Show every line below where "performances" can be found.

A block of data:
********

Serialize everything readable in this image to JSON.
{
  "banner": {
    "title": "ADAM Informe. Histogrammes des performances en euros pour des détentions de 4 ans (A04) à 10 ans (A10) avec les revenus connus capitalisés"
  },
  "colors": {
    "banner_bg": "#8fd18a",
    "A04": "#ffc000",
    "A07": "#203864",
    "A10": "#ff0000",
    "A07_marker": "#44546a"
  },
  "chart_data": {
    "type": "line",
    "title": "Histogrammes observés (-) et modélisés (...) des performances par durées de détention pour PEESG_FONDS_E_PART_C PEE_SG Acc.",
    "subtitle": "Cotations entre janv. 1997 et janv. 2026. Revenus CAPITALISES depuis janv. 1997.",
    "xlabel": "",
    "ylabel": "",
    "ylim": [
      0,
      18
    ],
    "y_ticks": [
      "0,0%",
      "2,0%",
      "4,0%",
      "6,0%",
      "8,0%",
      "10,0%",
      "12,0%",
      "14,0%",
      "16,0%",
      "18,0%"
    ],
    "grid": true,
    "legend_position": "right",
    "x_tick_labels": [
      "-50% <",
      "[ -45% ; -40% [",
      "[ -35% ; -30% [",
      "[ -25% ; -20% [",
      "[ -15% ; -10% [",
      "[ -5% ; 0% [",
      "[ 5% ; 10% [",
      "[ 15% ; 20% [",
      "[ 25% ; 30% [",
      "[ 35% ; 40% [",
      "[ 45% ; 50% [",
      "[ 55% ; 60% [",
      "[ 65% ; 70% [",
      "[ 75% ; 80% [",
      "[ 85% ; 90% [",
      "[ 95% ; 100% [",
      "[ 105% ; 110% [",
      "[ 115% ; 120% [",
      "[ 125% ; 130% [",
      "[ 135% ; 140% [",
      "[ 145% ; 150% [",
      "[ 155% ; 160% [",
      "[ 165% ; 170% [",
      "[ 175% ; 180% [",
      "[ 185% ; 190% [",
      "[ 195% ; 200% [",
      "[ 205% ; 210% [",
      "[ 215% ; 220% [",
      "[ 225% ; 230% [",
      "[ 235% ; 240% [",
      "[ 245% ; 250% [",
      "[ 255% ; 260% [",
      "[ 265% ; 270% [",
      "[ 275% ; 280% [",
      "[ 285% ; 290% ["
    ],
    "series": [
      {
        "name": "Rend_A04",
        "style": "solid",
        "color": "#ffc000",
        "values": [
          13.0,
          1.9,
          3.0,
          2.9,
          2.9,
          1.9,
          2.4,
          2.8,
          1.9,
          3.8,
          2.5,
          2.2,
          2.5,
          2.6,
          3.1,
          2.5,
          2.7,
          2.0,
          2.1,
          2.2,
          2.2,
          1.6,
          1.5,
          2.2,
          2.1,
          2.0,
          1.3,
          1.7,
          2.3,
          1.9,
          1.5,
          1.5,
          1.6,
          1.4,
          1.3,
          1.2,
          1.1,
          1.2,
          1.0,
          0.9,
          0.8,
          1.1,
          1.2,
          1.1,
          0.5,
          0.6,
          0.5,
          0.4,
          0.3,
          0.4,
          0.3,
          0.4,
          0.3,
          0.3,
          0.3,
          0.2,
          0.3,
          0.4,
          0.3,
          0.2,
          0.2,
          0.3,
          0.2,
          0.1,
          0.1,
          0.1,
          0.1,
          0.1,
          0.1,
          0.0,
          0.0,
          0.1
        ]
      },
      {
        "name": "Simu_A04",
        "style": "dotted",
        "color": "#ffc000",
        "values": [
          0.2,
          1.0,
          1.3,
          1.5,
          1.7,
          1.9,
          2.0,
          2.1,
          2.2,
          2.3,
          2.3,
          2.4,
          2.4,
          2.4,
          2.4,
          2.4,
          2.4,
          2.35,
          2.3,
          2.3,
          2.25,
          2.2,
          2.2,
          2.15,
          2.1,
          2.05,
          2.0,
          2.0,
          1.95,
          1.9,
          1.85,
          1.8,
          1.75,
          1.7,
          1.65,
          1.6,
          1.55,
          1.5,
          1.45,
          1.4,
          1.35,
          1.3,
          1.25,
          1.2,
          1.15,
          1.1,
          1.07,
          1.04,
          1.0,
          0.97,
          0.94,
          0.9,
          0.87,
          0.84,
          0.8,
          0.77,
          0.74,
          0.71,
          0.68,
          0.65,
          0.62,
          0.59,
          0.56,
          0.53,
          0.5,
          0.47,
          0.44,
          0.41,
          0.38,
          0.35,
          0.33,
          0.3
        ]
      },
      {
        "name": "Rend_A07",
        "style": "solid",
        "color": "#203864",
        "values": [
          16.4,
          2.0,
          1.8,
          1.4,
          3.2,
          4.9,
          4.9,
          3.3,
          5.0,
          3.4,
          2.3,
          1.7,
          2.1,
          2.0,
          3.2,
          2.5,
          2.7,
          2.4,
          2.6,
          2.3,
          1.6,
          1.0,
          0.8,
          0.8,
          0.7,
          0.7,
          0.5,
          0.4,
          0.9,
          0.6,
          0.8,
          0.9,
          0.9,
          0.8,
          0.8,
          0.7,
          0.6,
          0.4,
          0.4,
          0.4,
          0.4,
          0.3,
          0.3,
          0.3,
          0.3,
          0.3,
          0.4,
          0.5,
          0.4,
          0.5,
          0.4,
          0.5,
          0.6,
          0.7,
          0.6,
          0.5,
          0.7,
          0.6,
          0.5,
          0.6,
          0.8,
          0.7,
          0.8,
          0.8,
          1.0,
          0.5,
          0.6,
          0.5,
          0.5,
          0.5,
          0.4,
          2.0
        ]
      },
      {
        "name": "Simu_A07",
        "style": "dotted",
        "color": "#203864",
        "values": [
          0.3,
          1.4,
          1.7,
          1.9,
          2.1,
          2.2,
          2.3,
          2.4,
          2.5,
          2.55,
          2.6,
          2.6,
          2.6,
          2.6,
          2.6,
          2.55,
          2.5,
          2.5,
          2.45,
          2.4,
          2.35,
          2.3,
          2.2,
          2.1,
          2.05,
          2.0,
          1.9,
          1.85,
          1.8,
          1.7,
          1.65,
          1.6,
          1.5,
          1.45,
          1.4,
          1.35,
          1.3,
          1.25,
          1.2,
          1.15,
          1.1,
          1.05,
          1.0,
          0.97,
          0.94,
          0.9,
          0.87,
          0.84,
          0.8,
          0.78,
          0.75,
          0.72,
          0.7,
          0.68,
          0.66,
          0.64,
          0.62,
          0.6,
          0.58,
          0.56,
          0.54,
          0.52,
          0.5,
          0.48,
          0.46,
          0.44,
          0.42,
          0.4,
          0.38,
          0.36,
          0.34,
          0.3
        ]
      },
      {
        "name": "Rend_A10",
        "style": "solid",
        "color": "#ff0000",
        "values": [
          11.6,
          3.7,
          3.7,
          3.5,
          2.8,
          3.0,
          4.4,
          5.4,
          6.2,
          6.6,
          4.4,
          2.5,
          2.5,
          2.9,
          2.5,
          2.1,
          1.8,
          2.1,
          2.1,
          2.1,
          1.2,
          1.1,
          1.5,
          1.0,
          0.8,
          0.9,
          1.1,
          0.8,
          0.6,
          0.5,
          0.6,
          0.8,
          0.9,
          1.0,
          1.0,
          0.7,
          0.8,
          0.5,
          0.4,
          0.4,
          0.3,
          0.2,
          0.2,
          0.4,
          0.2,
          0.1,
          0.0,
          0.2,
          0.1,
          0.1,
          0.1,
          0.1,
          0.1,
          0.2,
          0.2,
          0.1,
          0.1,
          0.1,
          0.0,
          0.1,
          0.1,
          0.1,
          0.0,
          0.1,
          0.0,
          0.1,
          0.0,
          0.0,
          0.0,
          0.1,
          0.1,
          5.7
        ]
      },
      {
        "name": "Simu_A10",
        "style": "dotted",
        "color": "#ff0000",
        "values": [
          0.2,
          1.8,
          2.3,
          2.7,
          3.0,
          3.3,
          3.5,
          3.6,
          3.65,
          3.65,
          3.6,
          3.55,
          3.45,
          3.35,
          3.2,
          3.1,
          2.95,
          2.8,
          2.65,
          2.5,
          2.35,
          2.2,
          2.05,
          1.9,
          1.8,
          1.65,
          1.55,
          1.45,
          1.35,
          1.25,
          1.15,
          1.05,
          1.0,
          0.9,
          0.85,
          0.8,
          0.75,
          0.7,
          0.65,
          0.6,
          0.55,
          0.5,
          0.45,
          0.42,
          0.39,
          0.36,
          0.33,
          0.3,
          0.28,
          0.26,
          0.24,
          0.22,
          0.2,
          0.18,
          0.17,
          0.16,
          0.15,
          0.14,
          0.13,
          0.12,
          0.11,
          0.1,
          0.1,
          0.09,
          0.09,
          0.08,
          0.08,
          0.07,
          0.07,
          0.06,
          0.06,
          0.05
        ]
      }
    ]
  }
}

********

# [SOLVED EXERCISE]
    "title": "ADAM Informe. Histogrammes des performances en euros pour des détentions de 4 ans (A04) à 10 ans (A10) avec les revenus connus capitalisés"
    "title": "Histogrammes observés (-) et modélisés (...) des performances par durées de détention pour PEESG_FONDS_E_PART_C PEE_SG Acc.",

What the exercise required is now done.